• _WRITTEN TASK_: Find the string "legend" in the listing and report every line that has it.

-- Start of EXERCISE INPUTS --

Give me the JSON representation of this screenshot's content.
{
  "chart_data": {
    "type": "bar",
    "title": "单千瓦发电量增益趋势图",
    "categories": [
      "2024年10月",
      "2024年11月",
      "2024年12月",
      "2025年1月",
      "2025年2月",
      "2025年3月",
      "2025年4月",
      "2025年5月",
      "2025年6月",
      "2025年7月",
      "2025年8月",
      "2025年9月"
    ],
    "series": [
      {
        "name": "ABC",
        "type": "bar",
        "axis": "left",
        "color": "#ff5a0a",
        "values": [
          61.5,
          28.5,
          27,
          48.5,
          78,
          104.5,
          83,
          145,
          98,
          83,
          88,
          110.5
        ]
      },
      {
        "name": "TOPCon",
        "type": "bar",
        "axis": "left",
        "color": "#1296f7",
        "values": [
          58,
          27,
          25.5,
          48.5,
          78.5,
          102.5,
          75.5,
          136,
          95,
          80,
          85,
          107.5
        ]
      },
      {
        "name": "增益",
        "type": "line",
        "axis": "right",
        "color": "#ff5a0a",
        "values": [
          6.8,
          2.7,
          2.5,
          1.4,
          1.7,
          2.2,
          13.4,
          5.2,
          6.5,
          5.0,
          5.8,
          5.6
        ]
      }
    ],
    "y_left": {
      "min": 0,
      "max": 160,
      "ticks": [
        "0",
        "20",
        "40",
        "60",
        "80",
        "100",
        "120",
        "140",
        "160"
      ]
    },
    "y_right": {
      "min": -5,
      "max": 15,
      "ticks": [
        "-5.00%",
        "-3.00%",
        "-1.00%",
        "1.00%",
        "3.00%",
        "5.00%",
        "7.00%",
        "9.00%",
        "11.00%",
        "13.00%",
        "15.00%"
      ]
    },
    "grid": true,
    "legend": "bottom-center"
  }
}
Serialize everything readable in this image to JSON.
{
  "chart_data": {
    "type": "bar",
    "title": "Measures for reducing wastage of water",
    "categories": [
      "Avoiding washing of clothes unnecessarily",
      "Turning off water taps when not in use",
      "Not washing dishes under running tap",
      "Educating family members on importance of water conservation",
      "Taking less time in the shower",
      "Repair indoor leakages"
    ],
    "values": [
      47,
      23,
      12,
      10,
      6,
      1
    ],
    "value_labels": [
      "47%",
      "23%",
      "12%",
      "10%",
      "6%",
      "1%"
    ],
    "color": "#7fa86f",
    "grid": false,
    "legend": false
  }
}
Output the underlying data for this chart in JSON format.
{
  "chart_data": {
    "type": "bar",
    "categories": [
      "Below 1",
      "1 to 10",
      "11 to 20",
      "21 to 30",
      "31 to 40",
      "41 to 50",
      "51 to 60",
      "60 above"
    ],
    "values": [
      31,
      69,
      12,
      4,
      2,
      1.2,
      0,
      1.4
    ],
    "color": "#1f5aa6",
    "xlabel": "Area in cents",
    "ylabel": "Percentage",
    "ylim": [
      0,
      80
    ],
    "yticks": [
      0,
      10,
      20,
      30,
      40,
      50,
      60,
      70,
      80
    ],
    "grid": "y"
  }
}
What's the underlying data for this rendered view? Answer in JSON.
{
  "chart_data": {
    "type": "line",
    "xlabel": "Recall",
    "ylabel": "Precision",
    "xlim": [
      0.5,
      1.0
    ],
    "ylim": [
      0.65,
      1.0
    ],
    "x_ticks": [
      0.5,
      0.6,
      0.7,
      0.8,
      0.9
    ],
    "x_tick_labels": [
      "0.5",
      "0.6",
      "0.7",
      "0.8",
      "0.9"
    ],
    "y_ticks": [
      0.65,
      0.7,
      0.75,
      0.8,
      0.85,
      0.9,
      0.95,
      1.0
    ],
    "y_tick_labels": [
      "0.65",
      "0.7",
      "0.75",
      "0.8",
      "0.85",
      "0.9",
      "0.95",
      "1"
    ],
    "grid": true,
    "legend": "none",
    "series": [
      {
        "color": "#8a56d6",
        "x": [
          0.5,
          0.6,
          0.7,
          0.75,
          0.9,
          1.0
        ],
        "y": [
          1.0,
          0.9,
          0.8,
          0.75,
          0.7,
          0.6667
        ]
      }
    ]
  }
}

-- End of EXERCISE INPUTS --

• _ANSWER TO THIS EXERCISE_:
    "legend": "bottom-center"
    "legend": false
    "legend": "none",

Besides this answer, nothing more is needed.